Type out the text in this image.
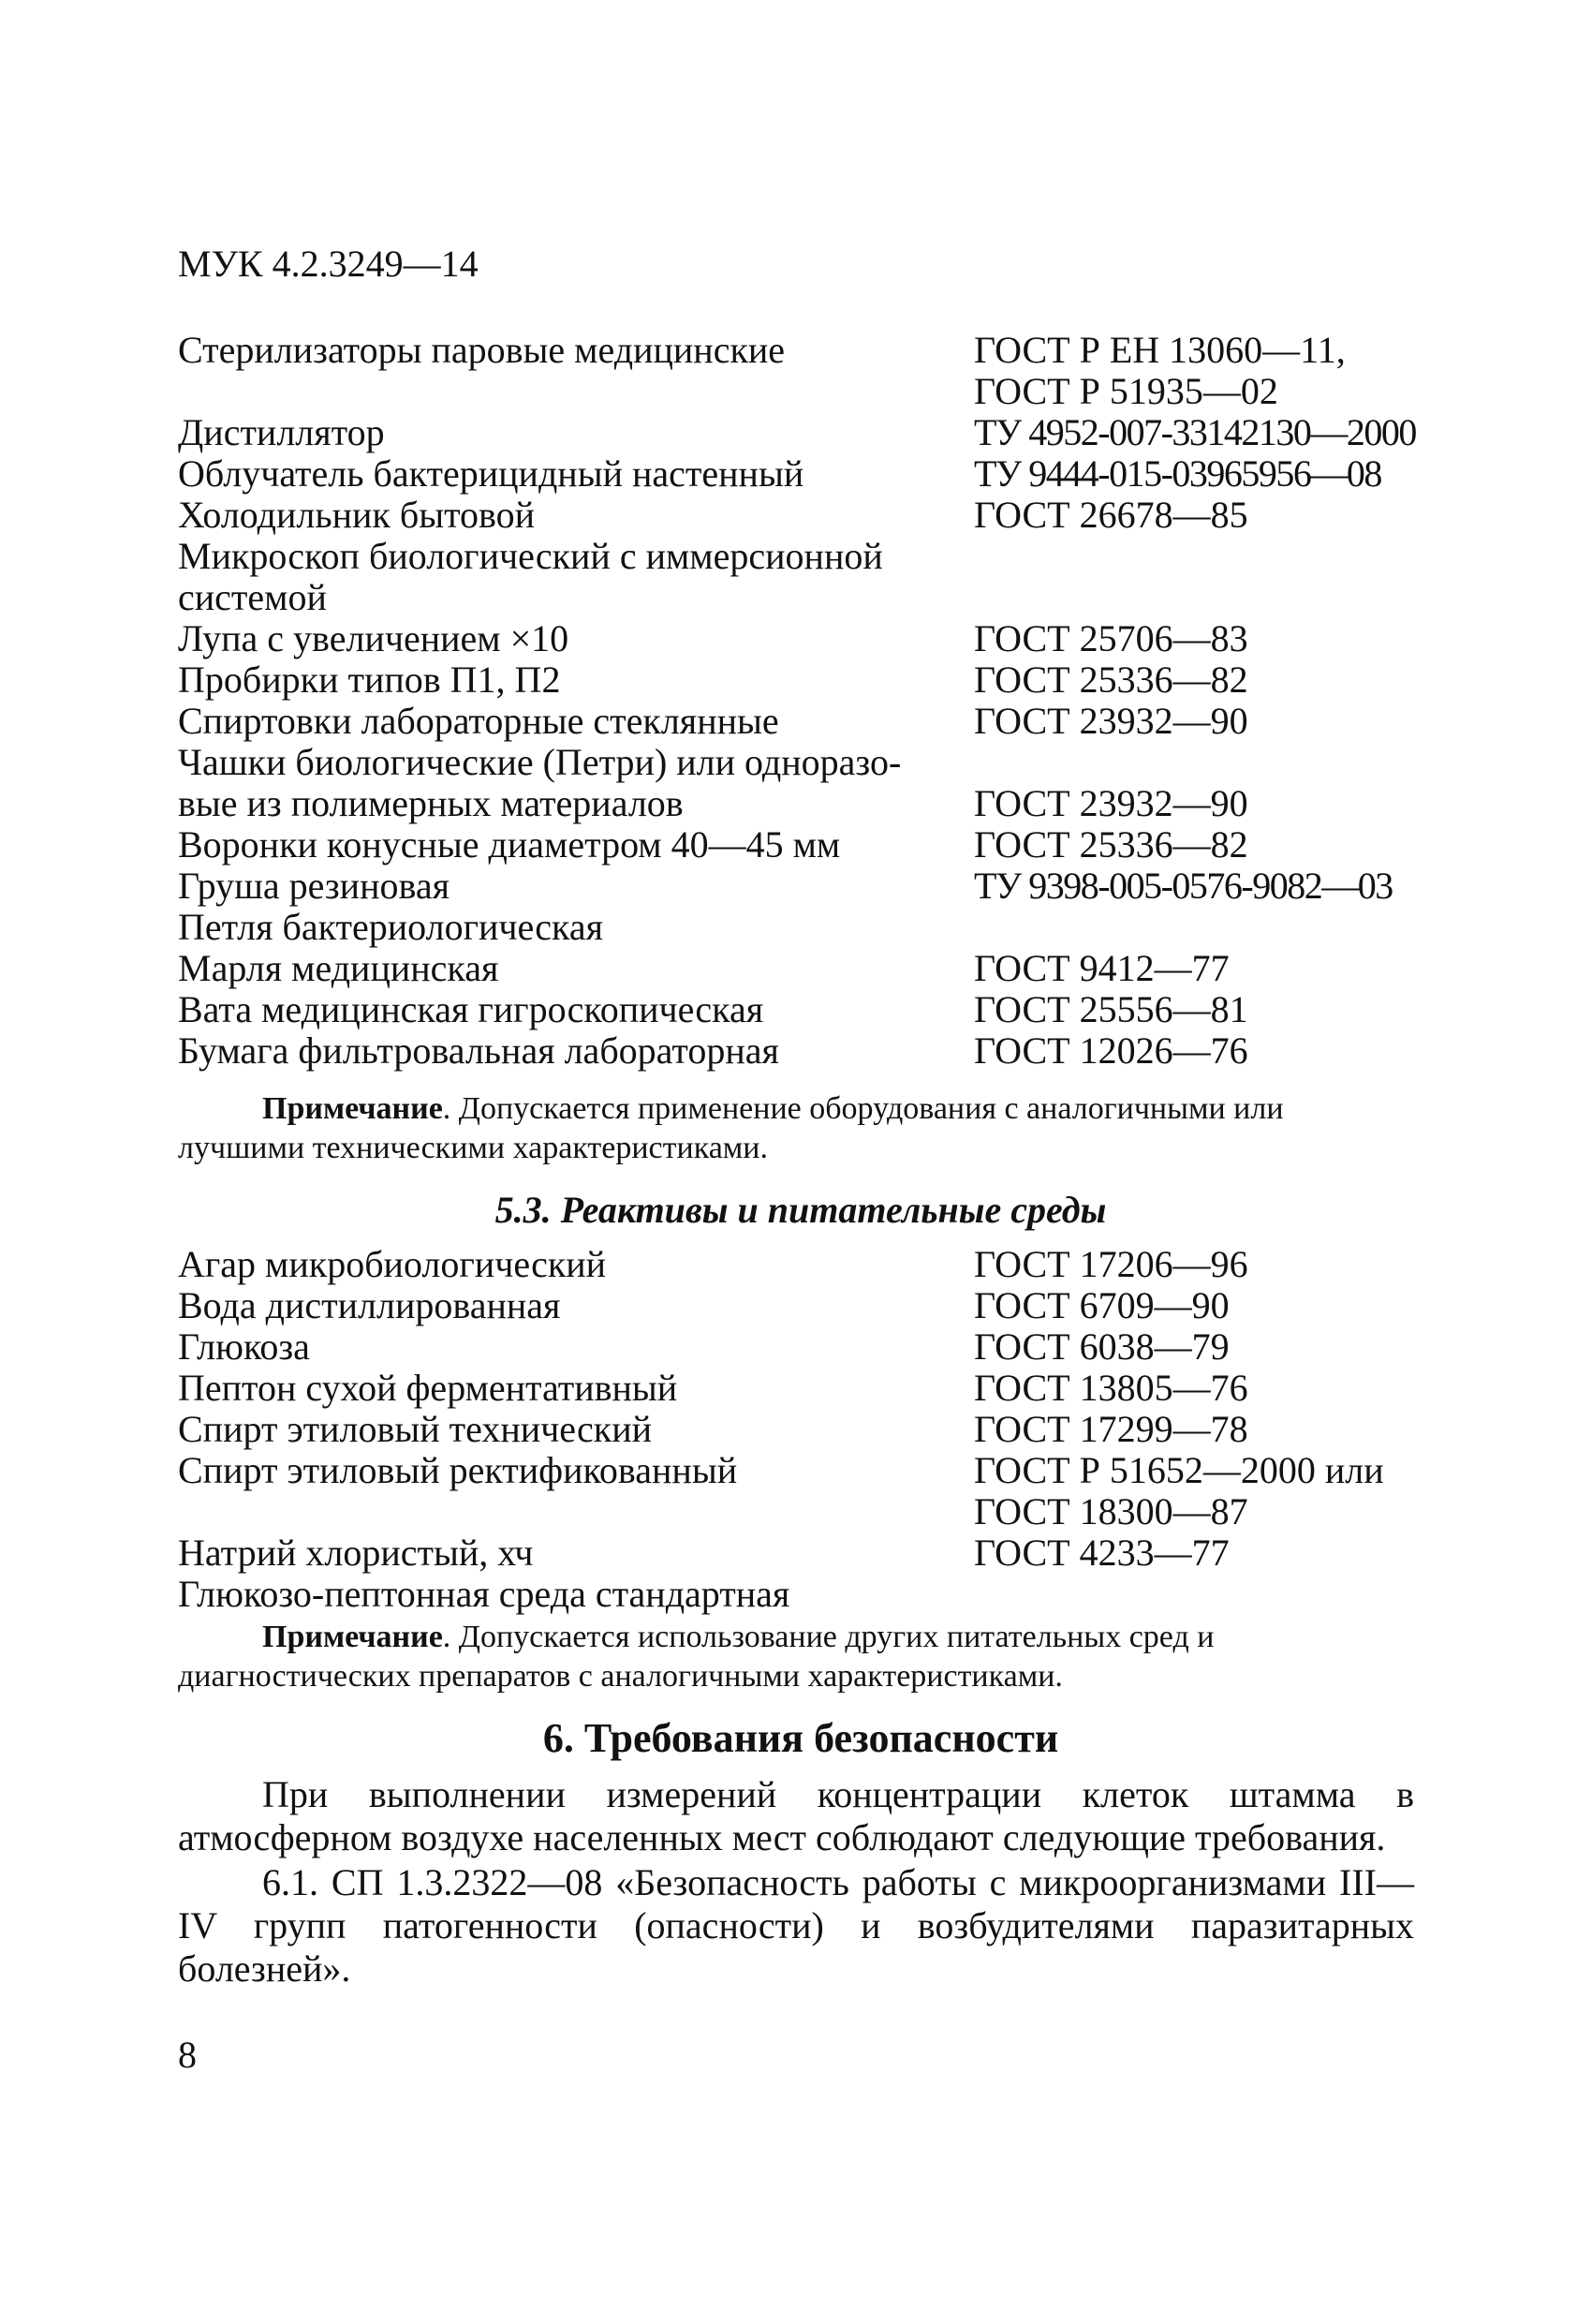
МУК 4.2.3249—14
Стерилизаторы паровые медицинские	ГОСТ Р ЕН 13060—11,
ГОСТ Р 51935—02
Дистиллятор	ТУ 4952-007-33142130—2000
Облучатель бактерицидный настенный	ТУ 9444-015-03965956—08
Холодильник бытовой	ГОСТ 26678—85
Микроскоп биологический с иммерсионной
системой
Лупа с увеличением ×10	ГОСТ 25706—83
Пробирки типов П1, П2	ГОСТ 25336—82
Спиртовки лабораторные стеклянные	ГОСТ 23932—90
Чашки биологические (Петри) или одноразо-
вые из полимерных материалов	ГОСТ 23932—90
Воронки конусные диаметром 40—45 мм	ГОСТ 25336—82
Груша резиновая	ТУ 9398-005-0576-9082—03
Петля бактериологическая
Марля медицинская	ГОСТ 9412—77
Вата медицинская гигроскопическая	ГОСТ 25556—81
Бумага фильтровальная лабораторная	ГОСТ 12026—76
Примечание. Допускается применение оборудования с аналогичными или лучшими техническими характеристиками.
5.3. Реактивы и питательные среды
Агар микробиологический	ГОСТ 17206—96
Вода дистиллированная	ГОСТ 6709—90
Глюкоза	ГОСТ 6038—79
Пептон сухой ферментативный	ГОСТ 13805—76
Спирт этиловый технический	ГОСТ 17299—78
Спирт этиловый ректификованный	ГОСТ Р 51652—2000 или
ГОСТ 18300—87
Натрий хлористый, хч	ГОСТ 4233—77
Глюкозо-пептонная среда стандартная
Примечание. Допускается использование других питательных сред и диагностических препаратов с аналогичными характеристиками.
6. Требования безопасности
При выполнении измерений концентрации клеток штамма в атмосферном воздухе населенных мест соблюдают следующие требования.
6.1. СП 1.3.2322—08 «Безопасность работы с микроорганизмами III—IV групп патогенности (опасности) и возбудителями паразитарных болезней».
8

::::::

- _EXERCISE_: Pick out the lines that have the word "этиловый". Copy them all.

- _SOLUTION TO THIS PROBLEM_:
Спирт этиловый технический	ГОСТ 17299—78
Спирт этиловый ректификованный	ГОСТ Р 51652—2000 или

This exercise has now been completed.